__WORK TO COMPLETE__:
Report all lines holding "مبلغ".

[Extracted data entries]
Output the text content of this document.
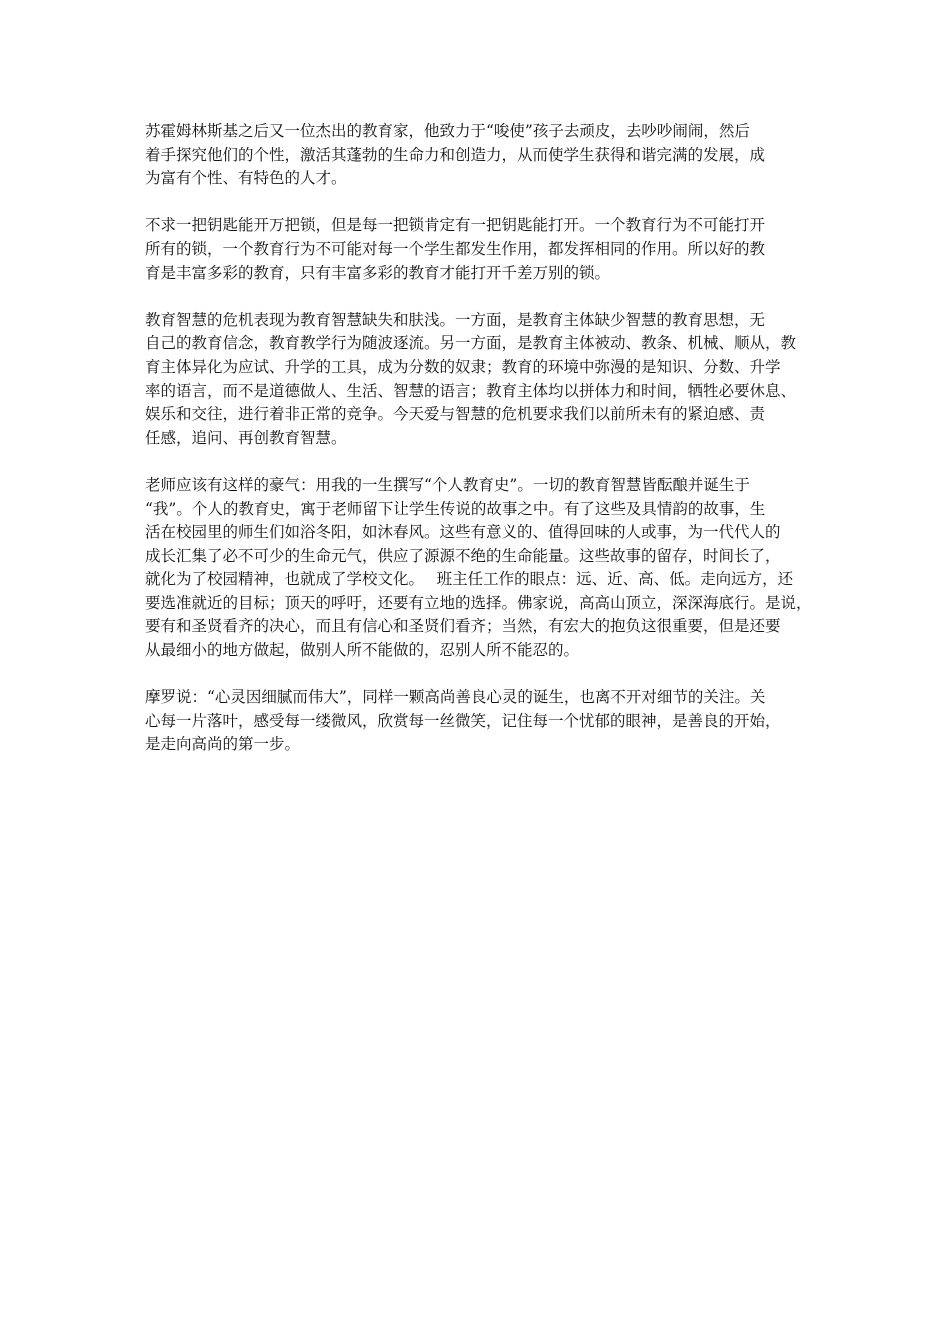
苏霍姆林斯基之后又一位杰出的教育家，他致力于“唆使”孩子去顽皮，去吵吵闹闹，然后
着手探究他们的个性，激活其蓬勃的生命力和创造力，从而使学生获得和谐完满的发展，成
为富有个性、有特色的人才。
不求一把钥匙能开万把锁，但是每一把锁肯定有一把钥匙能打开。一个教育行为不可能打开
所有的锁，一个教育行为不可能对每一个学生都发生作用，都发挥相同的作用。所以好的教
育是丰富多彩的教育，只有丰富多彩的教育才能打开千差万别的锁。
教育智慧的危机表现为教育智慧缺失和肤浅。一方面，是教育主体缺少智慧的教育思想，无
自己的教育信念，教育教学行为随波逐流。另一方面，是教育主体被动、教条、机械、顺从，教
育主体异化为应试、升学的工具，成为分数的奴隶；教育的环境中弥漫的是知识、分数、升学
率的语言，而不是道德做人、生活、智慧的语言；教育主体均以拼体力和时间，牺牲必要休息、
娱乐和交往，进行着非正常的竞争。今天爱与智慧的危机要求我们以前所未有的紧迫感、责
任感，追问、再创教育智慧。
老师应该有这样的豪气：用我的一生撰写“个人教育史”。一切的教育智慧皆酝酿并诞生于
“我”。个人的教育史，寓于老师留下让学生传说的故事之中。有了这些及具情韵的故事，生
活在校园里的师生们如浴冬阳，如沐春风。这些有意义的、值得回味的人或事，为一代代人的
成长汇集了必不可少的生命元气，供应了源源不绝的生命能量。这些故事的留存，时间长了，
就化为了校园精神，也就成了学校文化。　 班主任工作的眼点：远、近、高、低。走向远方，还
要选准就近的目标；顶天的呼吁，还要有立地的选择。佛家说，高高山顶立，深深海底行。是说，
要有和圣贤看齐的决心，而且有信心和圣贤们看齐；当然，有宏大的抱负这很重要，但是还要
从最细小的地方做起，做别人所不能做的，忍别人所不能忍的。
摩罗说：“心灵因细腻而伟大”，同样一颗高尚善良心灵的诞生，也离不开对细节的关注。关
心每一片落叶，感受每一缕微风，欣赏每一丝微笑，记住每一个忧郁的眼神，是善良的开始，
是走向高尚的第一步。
...
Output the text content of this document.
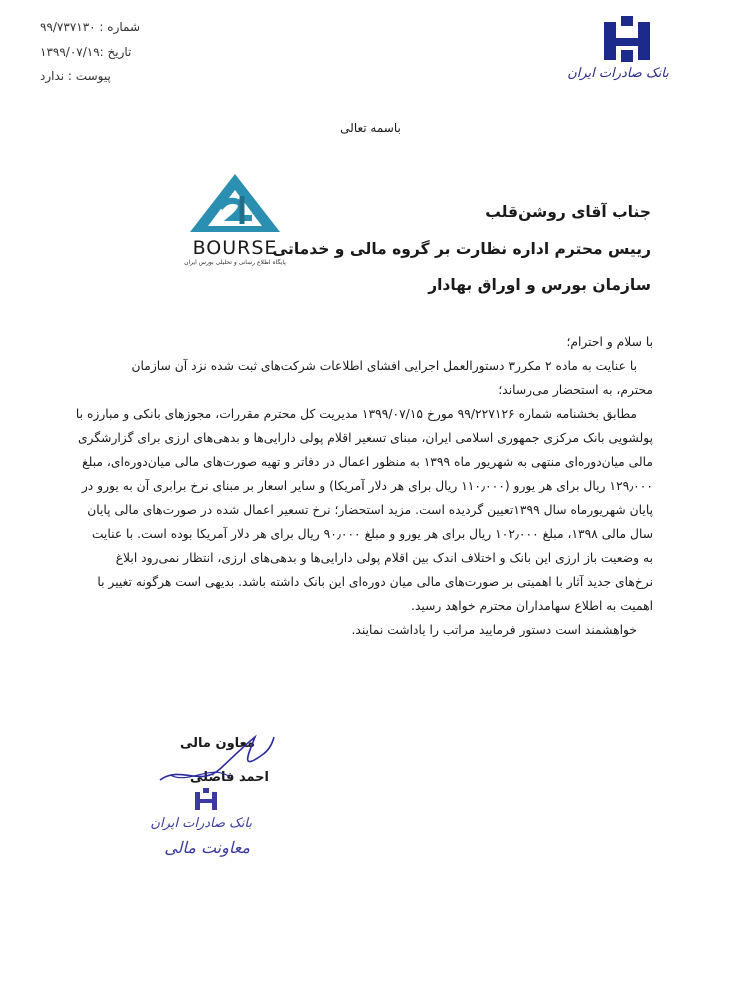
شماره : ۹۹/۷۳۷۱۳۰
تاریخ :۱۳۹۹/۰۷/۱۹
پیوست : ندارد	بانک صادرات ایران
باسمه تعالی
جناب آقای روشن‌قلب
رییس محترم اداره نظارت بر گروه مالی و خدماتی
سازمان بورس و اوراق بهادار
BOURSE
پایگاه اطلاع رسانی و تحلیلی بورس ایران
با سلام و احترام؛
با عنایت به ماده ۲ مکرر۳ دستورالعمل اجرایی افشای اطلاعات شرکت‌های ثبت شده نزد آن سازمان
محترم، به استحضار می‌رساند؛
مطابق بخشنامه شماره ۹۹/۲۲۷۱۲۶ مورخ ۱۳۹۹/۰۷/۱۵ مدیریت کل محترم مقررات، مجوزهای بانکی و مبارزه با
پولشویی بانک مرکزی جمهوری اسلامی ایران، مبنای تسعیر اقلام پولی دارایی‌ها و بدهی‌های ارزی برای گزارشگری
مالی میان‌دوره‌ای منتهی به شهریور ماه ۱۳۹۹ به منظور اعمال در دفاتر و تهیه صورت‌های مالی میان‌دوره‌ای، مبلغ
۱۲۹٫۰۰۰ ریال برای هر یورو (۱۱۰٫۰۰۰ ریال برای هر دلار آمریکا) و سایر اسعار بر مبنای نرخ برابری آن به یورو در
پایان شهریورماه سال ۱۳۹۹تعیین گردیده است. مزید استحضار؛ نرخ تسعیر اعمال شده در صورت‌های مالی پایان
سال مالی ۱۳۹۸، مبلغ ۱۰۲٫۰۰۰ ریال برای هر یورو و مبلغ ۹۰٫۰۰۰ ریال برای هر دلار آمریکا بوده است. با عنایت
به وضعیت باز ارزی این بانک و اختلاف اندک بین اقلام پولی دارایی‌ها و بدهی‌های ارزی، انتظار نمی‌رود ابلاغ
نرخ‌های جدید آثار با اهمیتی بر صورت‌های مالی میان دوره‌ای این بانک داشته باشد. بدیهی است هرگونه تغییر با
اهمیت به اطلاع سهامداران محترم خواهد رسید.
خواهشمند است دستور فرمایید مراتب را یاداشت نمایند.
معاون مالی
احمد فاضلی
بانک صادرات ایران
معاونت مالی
---
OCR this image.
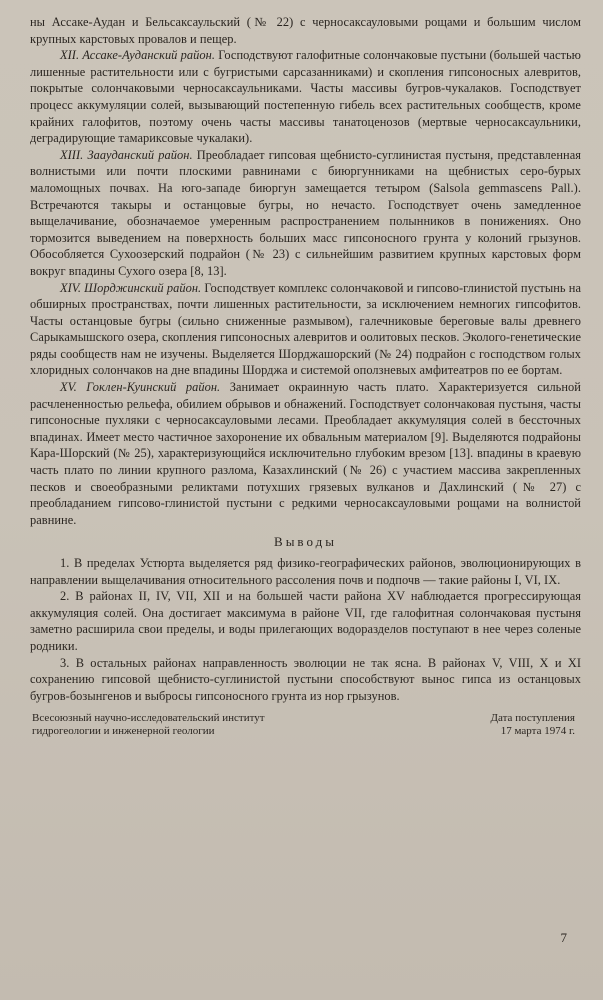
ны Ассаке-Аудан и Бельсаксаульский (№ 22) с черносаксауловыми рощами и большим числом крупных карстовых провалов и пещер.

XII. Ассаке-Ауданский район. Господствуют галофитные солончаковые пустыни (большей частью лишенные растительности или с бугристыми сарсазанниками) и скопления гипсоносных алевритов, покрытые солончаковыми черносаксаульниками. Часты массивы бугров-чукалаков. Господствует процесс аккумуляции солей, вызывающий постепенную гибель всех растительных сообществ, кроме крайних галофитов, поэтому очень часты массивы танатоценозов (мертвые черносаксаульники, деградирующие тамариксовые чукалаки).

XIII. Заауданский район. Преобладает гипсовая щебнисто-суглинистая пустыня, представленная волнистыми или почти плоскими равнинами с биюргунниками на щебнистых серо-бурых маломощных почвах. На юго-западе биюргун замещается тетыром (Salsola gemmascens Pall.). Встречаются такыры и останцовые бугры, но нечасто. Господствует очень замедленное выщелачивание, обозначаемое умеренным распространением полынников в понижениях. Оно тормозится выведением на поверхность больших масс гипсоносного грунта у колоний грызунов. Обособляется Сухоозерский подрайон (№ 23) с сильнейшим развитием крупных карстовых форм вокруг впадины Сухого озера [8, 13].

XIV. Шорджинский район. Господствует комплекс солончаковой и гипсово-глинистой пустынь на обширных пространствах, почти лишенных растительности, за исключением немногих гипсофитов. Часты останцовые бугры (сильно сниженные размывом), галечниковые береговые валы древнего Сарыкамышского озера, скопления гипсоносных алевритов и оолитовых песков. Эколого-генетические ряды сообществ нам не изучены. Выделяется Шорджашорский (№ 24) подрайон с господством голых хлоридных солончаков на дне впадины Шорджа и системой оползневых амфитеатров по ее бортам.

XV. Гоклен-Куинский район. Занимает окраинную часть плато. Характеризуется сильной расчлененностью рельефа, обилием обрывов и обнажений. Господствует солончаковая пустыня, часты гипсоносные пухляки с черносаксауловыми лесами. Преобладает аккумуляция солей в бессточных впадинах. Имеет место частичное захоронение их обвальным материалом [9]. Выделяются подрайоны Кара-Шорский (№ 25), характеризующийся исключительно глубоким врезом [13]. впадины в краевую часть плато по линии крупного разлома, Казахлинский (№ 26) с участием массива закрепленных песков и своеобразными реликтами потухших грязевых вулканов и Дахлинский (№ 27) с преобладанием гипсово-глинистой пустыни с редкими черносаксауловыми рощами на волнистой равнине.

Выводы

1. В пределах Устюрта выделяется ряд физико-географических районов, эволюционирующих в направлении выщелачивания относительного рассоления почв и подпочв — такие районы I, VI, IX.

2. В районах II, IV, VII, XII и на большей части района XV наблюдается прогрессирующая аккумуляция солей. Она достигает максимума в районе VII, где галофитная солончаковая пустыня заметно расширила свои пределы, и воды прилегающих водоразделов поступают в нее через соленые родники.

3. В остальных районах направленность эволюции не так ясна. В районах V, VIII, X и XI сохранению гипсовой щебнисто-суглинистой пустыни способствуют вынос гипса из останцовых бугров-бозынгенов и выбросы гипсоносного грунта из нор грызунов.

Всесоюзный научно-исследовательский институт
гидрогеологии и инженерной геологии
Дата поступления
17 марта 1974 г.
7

__TASK ANSWER__:
مالی میان‌دوره‌ای منتهی به شهریور ماه ۱۳۹۹ به منظور اعمال در دفاتر و تهیه صورت‌های مالی میان‌دوره‌ای، مبلغ
سال مالی ۱۳۹۸، مبلغ ۱۰۲٫۰۰۰ ریال برای هر یورو و مبلغ ۹۰٫۰۰۰ ریال برای هر دلار آمریکا بوده است. با عنایت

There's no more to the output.